### Written instruction
Update the rows below by replacing "screenshot" with "image" wherever it occurs, keeping everything else the same. Leave the pictures out of your answer.

[Layout element annotations]
■ ■ ■ ■ ■

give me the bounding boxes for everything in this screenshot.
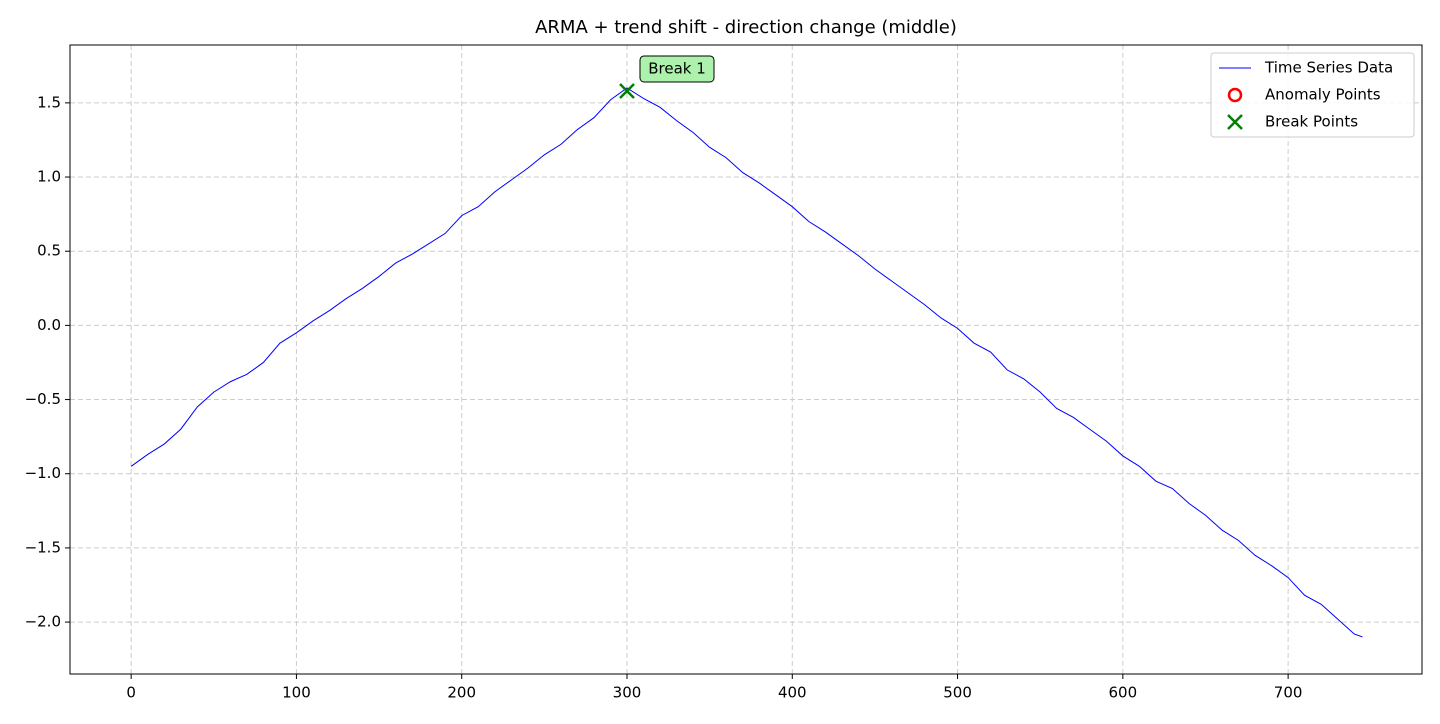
legend-label: Break Points <box>1265 113 1358 131</box>
legend-marker <box>1227 114 1243 130</box>
x-tick-label: 200 <box>447 684 476 702</box>
y-tick-label: 0.5 <box>37 242 61 260</box>
y-tick-label: −1.0 <box>25 464 61 482</box>
y-tick-label: −0.5 <box>25 390 61 408</box>
y-tick-label: 0.0 <box>37 316 61 334</box>
chart-title: ARMA + trend shift - direction change (m… <box>535 17 957 38</box>
x-tick-label: 400 <box>778 684 807 702</box>
data-line <box>130 87 1363 638</box>
legend-marker <box>1227 87 1243 103</box>
x-tick-label: 500 <box>943 684 972 702</box>
y-tick-label: 1.5 <box>37 93 61 111</box>
break-point <box>619 83 635 99</box>
x-tick-label: 0 <box>126 684 136 702</box>
legend-label: Time Series Data <box>1264 59 1393 77</box>
x-tick-label: 600 <box>1109 684 1138 702</box>
annotation: Break 1 <box>648 59 706 77</box>
annotation-box <box>639 55 715 83</box>
x-tick-label: 100 <box>282 684 311 702</box>
x-tick-label: 300 <box>613 684 642 702</box>
y-tick-label: 1.0 <box>37 168 61 186</box>
legend-box <box>1210 52 1415 138</box>
x-tick-label: 700 <box>1274 684 1303 702</box>
plot-frame <box>69 44 1423 675</box>
y-tick-label: −1.5 <box>25 538 61 556</box>
y-tick-label: −2.0 <box>25 613 61 631</box>
legend-label: Anomaly Points <box>1265 86 1381 104</box>
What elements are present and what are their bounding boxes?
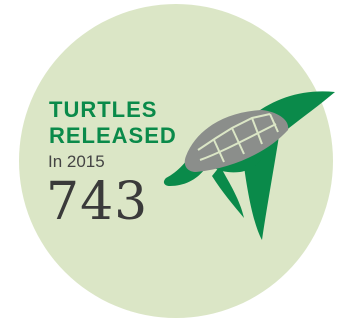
badge-title-line1: TURTLES [49, 97, 158, 122]
turtle-shell-pattern [197, 113, 279, 163]
badge-title-line2: RELEASED [49, 123, 177, 148]
badge-circle [19, 4, 333, 318]
badge-subtitle: In 2015 [48, 152, 105, 171]
badge-count: 743 [46, 172, 149, 232]
badge-title: TURTLES RELEASED [49, 97, 177, 149]
turtle-rear-flipper [212, 166, 244, 218]
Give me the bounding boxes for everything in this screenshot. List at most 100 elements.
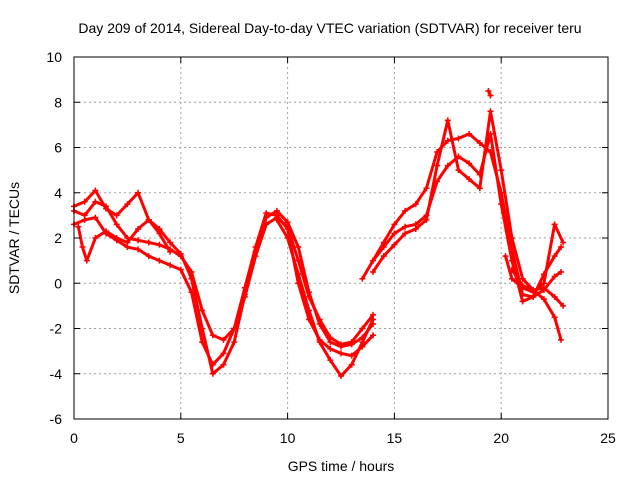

■ ■ ■ ■ ■

### Result of the exercise
give me the bounding boxes for everything in this image.
legend-label: Break Points <box>1265 113 1358 131</box>
legend-marker <box>1227 114 1243 130</box>
x-tick-label: 200 <box>447 684 476 702</box>
y-tick-label: 0.5 <box>37 242 61 260</box>
y-tick-label: −1.0 <box>25 464 61 482</box>
y-tick-label: −0.5 <box>25 390 61 408</box>
y-tick-label: 0.0 <box>37 316 61 334</box>
chart-title: ARMA + trend shift - direction change (m… <box>535 17 957 38</box>
x-tick-label: 400 <box>778 684 807 702</box>
data-line <box>130 87 1363 638</box>
legend-marker <box>1227 87 1243 103</box>
x-tick-label: 500 <box>943 684 972 702</box>
y-tick-label: 1.5 <box>37 93 61 111</box>
break-point <box>619 83 635 99</box>
x-tick-label: 0 <box>126 684 136 702</box>
legend-label: Time Series Data <box>1264 59 1393 77</box>
x-tick-label: 600 <box>1109 684 1138 702</box>
annotation: Break 1 <box>648 59 706 77</box>
annotation-box <box>639 55 715 83</box>
x-tick-label: 100 <box>282 684 311 702</box>
x-tick-label: 300 <box>613 684 642 702</box>
y-tick-label: 1.0 <box>37 168 61 186</box>
legend-box <box>1210 52 1415 138</box>
x-tick-label: 700 <box>1274 684 1303 702</box>
plot-frame <box>69 44 1423 675</box>
y-tick-label: −1.5 <box>25 538 61 556</box>
y-tick-label: −2.0 <box>25 613 61 631</box>
legend-label: Anomaly Points <box>1265 86 1381 104</box>
What elements are present and what are their bounding boxes?
badge-title-line1: TURTLES [49, 97, 158, 122]
turtle-shell-pattern [197, 113, 279, 163]
badge-title-line2: RELEASED [49, 123, 177, 148]
badge-circle [19, 4, 333, 318]
badge-subtitle: In 2015 [48, 152, 105, 171]
badge-count: 743 [46, 172, 149, 232]
badge-title: TURTLES RELEASED [49, 97, 177, 149]
turtle-rear-flipper [212, 166, 244, 218]
Give me the bounding boxes for everything in this image. List at most 100 elements.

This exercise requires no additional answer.